Collected data entries >>
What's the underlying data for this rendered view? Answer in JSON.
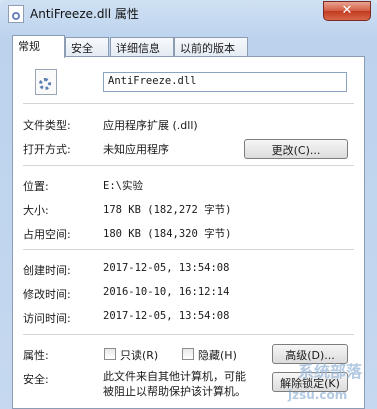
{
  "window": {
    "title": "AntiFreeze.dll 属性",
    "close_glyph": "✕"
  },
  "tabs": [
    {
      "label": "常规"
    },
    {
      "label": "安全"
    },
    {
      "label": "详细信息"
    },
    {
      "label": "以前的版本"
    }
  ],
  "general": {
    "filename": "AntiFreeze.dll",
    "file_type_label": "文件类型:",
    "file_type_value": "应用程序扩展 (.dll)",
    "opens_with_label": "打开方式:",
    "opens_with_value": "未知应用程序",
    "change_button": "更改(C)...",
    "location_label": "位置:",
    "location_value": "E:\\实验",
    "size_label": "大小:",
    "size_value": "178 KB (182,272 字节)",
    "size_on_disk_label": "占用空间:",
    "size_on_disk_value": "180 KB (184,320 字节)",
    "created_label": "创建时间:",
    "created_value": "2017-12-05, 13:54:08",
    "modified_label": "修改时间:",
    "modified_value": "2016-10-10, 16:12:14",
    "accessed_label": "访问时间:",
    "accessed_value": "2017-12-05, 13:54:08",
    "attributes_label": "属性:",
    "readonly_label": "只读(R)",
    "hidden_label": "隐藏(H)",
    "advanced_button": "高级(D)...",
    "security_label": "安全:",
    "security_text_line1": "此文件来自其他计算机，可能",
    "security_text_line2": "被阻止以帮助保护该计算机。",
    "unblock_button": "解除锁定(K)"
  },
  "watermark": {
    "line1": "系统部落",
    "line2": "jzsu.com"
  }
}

--

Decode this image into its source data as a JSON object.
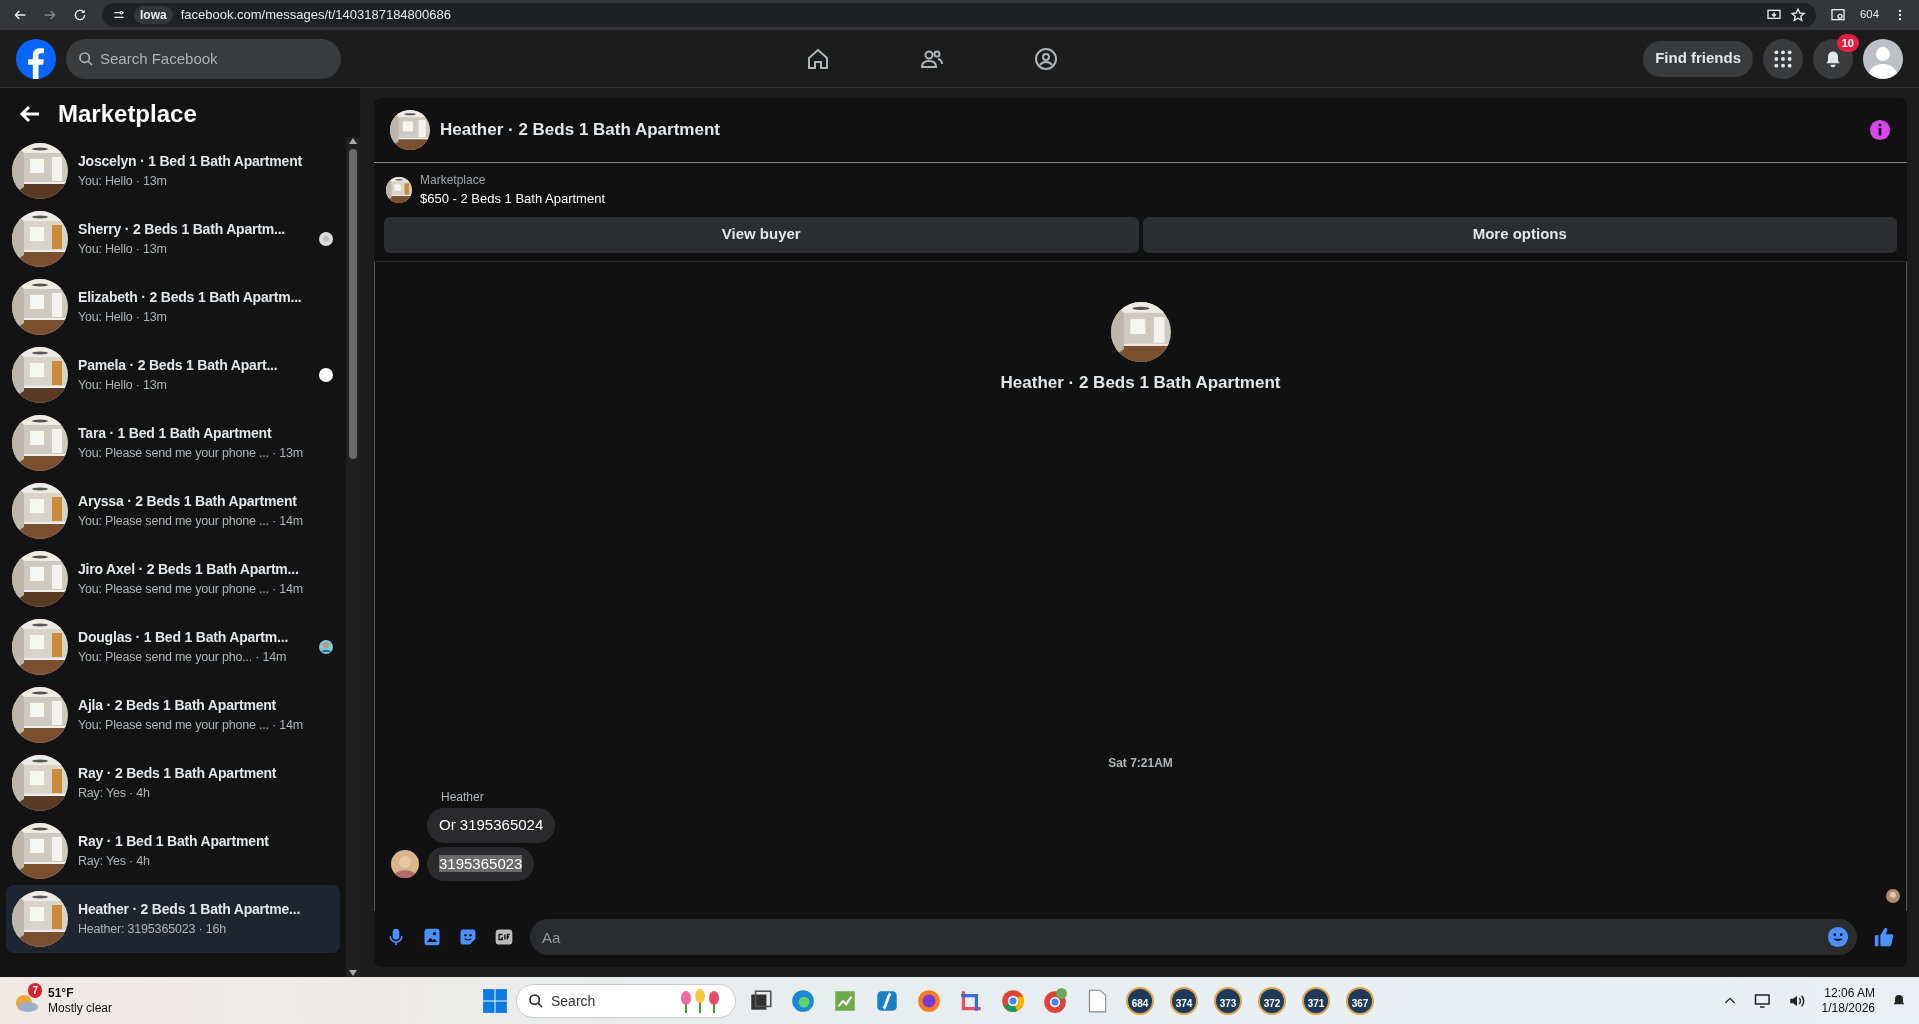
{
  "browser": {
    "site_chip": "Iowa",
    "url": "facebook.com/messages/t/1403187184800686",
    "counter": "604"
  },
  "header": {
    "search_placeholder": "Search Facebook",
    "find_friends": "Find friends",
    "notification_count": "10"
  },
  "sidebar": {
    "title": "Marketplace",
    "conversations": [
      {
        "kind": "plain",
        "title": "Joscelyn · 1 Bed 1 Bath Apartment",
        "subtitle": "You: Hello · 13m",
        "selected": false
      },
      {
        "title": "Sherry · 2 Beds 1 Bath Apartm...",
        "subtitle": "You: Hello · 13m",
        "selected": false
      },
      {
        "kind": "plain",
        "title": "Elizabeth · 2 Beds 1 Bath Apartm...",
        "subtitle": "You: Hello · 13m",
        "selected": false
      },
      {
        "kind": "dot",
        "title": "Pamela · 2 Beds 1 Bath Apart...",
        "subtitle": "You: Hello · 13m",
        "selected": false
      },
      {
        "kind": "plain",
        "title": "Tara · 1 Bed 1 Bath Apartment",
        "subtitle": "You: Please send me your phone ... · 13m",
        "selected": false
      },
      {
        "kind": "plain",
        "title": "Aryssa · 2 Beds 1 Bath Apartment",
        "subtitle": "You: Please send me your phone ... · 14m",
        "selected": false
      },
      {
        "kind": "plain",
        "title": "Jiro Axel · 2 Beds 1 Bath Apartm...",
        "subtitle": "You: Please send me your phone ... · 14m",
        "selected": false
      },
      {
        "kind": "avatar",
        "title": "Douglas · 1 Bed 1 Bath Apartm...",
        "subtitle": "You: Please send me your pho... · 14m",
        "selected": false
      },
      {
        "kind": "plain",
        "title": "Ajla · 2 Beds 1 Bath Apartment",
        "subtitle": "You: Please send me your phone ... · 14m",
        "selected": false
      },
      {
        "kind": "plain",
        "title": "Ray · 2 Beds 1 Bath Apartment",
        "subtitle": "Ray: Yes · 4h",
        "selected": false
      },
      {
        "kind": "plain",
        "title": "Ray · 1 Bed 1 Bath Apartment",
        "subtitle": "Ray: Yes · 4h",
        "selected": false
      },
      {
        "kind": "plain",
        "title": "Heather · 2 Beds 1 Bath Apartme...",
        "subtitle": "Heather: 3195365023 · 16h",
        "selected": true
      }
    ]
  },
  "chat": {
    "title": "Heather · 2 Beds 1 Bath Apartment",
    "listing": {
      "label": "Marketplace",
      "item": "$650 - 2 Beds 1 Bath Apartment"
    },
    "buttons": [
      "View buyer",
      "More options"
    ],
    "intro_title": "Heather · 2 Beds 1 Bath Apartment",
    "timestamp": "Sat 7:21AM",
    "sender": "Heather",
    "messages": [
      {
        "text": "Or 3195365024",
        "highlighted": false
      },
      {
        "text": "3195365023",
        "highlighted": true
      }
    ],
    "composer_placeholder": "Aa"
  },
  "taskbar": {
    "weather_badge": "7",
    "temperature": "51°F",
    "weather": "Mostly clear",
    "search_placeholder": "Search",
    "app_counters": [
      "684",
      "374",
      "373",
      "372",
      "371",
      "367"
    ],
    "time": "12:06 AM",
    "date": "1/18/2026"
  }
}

==

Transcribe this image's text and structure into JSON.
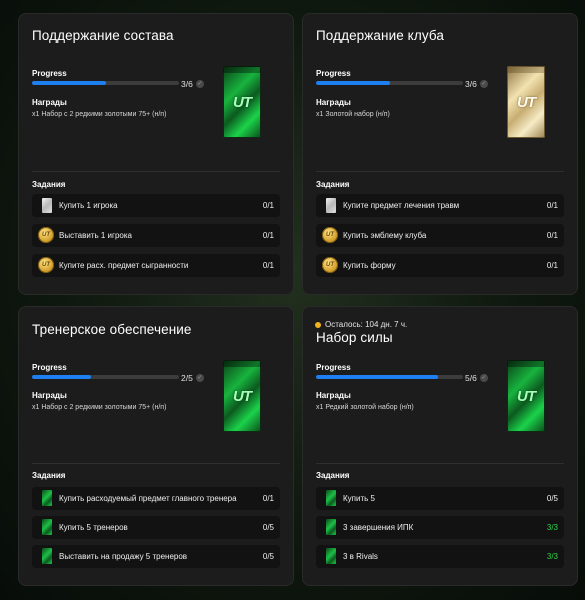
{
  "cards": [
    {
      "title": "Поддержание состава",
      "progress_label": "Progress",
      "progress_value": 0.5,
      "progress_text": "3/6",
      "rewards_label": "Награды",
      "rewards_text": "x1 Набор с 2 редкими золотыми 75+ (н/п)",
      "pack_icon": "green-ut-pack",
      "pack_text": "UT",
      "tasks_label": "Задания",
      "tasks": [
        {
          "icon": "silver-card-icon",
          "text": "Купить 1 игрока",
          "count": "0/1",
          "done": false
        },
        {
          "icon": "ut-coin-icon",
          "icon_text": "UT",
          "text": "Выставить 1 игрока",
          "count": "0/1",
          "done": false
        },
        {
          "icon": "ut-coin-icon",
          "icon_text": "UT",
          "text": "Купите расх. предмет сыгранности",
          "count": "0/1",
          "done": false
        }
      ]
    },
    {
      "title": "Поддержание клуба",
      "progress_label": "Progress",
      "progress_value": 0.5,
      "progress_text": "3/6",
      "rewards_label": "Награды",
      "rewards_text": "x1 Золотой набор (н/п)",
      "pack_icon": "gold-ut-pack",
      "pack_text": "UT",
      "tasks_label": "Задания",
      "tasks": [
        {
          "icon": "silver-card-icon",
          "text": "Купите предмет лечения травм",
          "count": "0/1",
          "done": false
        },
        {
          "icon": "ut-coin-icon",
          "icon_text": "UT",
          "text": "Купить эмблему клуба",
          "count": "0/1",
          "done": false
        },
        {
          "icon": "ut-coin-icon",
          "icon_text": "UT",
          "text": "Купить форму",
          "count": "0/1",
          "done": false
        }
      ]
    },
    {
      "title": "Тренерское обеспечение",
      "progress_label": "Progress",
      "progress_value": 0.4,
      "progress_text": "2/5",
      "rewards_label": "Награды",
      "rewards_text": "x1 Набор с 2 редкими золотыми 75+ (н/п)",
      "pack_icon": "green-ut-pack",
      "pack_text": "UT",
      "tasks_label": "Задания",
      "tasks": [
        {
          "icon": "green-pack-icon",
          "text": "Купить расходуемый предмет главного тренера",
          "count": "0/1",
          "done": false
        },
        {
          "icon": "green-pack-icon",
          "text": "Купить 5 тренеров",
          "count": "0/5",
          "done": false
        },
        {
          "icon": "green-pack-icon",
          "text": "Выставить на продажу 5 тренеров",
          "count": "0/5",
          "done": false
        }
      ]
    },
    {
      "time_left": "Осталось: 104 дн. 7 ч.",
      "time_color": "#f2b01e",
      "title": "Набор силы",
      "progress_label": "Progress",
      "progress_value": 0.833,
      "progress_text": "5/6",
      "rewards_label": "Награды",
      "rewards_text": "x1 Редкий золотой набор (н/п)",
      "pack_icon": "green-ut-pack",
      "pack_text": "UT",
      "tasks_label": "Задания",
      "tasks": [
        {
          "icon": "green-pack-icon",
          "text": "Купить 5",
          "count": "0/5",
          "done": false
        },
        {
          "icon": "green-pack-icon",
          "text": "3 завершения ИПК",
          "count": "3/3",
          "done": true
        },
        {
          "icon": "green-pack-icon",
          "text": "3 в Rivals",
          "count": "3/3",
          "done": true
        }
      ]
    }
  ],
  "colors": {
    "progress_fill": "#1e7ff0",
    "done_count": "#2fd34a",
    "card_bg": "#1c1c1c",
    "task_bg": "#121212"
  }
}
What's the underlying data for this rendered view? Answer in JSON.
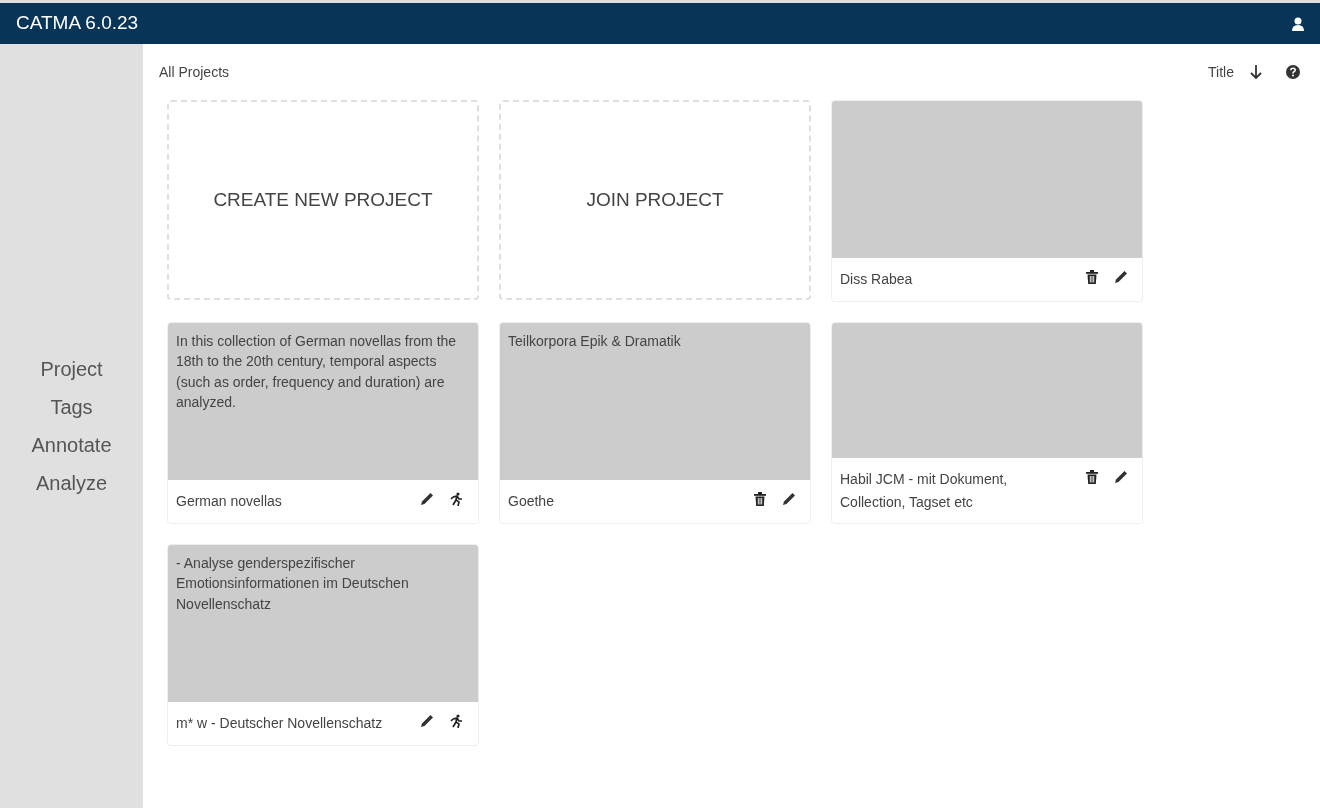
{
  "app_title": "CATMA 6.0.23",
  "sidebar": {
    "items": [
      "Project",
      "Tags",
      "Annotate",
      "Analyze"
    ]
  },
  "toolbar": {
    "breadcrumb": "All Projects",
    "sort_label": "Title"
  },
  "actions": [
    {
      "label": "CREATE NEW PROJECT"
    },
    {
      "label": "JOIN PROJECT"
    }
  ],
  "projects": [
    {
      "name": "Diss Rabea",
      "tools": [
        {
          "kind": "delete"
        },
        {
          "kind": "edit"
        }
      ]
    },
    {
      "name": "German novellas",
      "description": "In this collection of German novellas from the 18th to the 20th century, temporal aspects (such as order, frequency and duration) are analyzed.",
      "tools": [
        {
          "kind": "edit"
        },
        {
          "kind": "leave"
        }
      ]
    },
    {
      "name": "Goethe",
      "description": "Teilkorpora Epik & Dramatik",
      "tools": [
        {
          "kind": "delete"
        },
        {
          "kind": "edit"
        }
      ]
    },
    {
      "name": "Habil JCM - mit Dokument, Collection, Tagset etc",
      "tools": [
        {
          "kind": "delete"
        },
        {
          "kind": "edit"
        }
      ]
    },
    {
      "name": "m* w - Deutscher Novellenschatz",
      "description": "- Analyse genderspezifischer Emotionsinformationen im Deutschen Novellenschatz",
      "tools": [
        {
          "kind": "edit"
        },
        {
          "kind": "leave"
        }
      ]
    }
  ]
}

WHAT YOU HAVE TO DO >> Identify and extract each line of the listing that contains "Выставить".

ANSWER TO THE PROBLEM >>
          "text": "Выставить 1 игрока",
          "text": "Выставить на продажу 5 тренеров",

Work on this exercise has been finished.